SELECTED EXCERPT
==*==
Under the standard semantics $\vDash_{std}$ and any standard proof system $\vdash_{std}$, we have strong soundness and strong completeness: for all first-order languages $L$ and for all sentences $\phi$ in $L$ and for all theories $T$ in $L$, $T\vDash_{std}\phi$ iff $T\vdash_{std}\phi$.

I'm wondering whether, given $L$, there is always an alternative proof system $\vdash_{*}$ such that there exist theories $T$ in $L$ for which $T\vDash_{std}\phi$ iff $T\vdash_{*}\phi$, even though $\vdash_{*}$ isn't strongly complete -- i.e. even though semantic and syntactic consequence don't coincide hold for all theories $T$.

Perhaps the question is trivial if we pick a silly enough proof system, but I've been away from logic for a while and am getting lost in quantifiers (does the language matter?). Perhaps one strategy is to imagine ditching some of the axioms or inference rules of a standard axiomatic proof system: we'll lose completeness of $\vdash_{std}$, so we'll lose the semantics-syntax correspondence on some theories, but will we necessarily lose it on all theories?
==*==
WHAT TO DO
Can you rewrite the proof-system excerpt from "I'm wondering whether, given" through "all theories $T$." with "alternative" changed to "nonstandard"? Work only from the proof-system excerpt.
==*==
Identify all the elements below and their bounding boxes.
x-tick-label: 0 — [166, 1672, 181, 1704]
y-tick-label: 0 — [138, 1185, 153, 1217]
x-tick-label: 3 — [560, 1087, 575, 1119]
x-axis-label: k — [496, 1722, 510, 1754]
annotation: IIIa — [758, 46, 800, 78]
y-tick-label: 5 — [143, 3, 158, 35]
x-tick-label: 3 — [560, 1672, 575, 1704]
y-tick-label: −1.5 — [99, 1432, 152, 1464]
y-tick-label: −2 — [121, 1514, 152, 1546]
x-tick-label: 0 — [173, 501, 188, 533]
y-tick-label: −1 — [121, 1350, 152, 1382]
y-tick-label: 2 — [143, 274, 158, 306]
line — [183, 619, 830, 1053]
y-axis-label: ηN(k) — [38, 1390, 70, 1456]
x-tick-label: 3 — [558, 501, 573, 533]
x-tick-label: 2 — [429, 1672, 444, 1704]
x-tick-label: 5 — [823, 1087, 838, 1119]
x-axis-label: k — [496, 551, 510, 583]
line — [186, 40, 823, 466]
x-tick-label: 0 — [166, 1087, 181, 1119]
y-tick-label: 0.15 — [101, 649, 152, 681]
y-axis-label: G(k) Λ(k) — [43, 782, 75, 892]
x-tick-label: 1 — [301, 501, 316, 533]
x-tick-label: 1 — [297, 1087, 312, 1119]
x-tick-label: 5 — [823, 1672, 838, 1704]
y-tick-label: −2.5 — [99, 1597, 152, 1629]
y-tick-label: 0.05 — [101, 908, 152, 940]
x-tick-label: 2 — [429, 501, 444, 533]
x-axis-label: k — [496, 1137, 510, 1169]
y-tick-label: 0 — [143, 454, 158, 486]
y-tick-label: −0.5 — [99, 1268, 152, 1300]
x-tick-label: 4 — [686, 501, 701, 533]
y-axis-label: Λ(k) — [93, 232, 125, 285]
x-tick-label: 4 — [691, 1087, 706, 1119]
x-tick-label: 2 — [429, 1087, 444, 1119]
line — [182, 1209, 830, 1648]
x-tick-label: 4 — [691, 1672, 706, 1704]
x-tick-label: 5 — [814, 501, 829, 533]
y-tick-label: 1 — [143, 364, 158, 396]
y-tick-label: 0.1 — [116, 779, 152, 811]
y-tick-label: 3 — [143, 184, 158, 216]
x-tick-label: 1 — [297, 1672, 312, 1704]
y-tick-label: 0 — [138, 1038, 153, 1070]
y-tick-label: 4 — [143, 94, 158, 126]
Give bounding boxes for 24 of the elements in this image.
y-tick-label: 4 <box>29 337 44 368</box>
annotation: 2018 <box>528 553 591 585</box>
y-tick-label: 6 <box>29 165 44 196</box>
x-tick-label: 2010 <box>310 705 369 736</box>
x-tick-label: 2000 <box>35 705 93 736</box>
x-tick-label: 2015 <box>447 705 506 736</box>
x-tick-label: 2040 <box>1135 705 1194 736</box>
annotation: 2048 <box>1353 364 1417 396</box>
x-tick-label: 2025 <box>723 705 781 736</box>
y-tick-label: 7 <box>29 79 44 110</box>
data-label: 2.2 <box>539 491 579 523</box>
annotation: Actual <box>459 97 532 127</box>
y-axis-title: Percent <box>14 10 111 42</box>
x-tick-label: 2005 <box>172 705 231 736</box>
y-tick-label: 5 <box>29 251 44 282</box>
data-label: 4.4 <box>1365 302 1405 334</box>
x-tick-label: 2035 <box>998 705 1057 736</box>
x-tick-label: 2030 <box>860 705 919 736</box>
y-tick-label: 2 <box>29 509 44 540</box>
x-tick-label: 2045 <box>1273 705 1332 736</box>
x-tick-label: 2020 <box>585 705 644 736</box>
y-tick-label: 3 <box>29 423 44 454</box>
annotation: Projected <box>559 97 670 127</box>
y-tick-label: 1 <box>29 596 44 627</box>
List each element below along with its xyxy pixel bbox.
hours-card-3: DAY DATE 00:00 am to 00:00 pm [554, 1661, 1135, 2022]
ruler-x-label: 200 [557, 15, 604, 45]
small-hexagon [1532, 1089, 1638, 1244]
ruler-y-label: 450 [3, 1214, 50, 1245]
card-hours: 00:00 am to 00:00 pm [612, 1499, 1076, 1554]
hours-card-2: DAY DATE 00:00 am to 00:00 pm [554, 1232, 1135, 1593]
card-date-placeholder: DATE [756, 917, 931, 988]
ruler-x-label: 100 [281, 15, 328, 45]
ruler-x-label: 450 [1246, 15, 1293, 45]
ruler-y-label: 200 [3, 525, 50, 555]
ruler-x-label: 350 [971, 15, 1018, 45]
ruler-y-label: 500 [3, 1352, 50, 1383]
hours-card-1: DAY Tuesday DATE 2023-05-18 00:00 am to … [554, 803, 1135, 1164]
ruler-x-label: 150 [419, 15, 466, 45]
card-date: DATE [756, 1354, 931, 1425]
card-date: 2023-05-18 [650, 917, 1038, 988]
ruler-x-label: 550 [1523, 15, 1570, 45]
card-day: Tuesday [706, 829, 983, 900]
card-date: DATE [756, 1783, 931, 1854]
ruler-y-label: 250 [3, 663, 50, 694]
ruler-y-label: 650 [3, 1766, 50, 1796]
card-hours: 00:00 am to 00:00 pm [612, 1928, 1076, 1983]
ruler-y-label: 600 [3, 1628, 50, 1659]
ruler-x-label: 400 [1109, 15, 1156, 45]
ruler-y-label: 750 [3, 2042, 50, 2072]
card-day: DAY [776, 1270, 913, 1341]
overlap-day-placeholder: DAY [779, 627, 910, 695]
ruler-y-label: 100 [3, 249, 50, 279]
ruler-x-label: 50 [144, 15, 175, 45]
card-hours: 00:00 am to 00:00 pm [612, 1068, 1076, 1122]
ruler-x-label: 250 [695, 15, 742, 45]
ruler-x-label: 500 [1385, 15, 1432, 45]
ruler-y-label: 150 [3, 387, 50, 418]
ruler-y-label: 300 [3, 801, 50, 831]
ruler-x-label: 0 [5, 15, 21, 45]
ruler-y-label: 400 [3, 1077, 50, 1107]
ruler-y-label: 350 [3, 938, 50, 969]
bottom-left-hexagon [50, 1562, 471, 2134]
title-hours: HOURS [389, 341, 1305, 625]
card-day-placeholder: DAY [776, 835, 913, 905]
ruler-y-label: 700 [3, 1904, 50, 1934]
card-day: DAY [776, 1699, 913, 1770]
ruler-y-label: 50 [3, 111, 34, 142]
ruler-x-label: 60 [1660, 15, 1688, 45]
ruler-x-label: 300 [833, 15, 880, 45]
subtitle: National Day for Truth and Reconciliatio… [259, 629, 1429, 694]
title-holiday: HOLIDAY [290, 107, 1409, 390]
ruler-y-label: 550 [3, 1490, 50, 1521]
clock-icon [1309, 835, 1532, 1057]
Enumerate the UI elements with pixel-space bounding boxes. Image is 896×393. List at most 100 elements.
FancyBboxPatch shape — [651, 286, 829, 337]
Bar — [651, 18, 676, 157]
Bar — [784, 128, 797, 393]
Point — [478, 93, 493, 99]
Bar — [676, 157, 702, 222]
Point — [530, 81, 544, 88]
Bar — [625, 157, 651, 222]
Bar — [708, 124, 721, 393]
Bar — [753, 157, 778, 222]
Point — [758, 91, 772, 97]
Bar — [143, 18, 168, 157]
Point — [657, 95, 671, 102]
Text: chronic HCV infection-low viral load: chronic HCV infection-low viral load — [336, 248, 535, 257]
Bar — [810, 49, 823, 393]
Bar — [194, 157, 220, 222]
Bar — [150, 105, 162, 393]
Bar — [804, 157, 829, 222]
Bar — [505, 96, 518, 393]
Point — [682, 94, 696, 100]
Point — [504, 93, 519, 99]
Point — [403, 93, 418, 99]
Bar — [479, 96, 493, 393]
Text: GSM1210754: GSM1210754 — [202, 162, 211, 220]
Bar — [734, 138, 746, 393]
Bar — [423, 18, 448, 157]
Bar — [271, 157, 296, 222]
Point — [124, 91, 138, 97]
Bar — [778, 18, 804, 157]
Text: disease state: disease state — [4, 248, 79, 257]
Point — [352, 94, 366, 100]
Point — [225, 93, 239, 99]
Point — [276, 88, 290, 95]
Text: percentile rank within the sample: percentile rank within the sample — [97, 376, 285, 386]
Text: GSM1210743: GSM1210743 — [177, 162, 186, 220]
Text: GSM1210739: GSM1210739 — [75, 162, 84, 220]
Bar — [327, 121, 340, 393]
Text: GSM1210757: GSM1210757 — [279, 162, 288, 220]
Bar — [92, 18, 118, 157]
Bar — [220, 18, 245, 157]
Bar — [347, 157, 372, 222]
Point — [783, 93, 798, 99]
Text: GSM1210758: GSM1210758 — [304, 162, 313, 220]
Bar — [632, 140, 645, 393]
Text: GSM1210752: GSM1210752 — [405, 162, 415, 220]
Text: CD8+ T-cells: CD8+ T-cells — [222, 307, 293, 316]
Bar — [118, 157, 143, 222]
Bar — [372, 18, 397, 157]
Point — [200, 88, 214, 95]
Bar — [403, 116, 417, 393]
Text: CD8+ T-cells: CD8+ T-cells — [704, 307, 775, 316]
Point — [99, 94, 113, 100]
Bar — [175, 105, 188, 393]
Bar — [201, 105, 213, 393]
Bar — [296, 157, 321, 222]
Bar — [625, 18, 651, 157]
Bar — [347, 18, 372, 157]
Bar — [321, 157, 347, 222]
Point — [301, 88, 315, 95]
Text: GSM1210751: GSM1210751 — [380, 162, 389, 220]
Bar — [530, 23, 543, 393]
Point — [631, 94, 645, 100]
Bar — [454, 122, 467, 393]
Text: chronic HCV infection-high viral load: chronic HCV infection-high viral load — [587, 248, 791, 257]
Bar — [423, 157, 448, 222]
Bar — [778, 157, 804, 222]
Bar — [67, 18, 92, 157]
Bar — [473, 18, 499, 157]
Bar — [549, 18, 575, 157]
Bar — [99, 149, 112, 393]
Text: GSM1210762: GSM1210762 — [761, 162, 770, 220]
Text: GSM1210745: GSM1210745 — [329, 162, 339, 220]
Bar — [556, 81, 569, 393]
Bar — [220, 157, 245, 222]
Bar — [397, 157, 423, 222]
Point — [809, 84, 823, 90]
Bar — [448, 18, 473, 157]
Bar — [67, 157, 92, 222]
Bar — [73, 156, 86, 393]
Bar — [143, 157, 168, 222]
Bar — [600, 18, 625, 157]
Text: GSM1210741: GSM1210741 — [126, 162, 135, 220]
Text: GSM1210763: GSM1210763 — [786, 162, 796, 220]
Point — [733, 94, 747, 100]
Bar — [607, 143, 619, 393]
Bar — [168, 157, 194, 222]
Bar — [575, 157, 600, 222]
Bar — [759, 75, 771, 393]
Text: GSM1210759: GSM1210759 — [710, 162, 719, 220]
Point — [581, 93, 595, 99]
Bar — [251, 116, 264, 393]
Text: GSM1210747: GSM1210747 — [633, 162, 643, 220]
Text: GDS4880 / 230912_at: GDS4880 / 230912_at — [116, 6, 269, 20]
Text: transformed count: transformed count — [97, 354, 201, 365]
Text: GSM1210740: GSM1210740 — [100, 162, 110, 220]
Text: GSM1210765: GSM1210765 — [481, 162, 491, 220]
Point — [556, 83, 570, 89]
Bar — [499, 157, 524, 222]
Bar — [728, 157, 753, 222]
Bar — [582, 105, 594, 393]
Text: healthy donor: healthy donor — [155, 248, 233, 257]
==*==
PROBLEM SOLUTION
I'm wondering whether, given $L$, there is always an nonstandard proof system $\vdash_{*}$ such that there exist theories $T$ in $L$ for which $T\vDash_{std}\phi$ iff $T\vdash_{*}\phi$, even though $\vdash_{*}$ isn't strongly complete -- i.e. even though semantic and syntactic consequence don't coincide hold for all theories $T$.